Gather each line containing the string "Christine" from these entries.

Recorded data
*-*-*

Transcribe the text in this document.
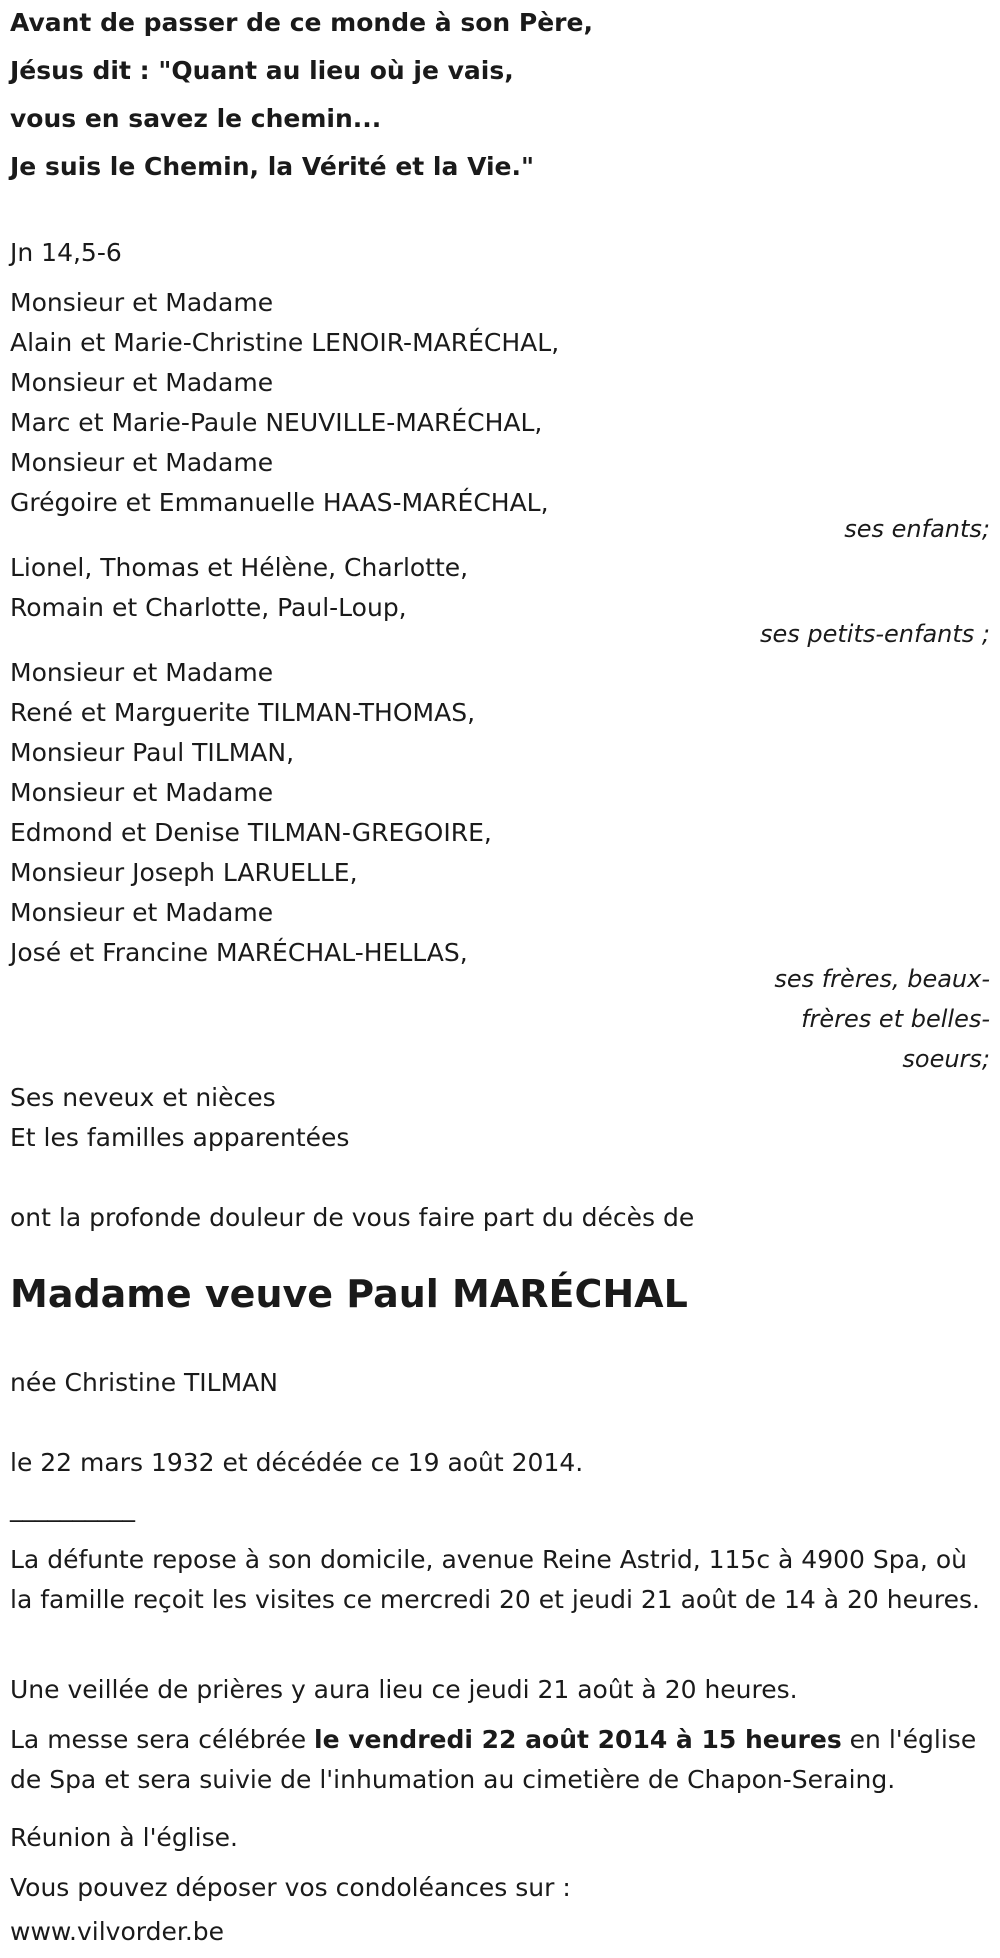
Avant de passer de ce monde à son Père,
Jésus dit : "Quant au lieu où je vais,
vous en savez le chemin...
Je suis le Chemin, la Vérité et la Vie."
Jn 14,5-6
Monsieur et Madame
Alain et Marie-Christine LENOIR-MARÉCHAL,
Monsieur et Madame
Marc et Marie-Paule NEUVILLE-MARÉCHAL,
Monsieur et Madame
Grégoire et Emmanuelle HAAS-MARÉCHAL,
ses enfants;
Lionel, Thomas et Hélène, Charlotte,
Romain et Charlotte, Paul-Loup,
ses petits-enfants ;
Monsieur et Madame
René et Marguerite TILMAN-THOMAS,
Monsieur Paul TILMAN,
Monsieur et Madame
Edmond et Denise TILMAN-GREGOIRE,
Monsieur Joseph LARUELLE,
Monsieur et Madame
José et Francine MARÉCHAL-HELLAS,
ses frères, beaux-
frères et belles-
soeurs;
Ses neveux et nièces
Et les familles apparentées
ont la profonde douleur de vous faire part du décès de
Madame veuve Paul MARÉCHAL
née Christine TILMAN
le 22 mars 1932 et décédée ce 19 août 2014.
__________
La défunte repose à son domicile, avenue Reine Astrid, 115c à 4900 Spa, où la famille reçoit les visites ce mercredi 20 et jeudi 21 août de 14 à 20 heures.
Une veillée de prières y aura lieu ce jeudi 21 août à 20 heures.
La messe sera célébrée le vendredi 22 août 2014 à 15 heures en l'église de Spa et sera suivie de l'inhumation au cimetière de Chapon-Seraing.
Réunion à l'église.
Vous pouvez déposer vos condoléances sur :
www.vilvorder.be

*-*-*

* Task response:
Alain et Marie-Christine LENOIR-MARÉCHAL,
née Christine TILMAN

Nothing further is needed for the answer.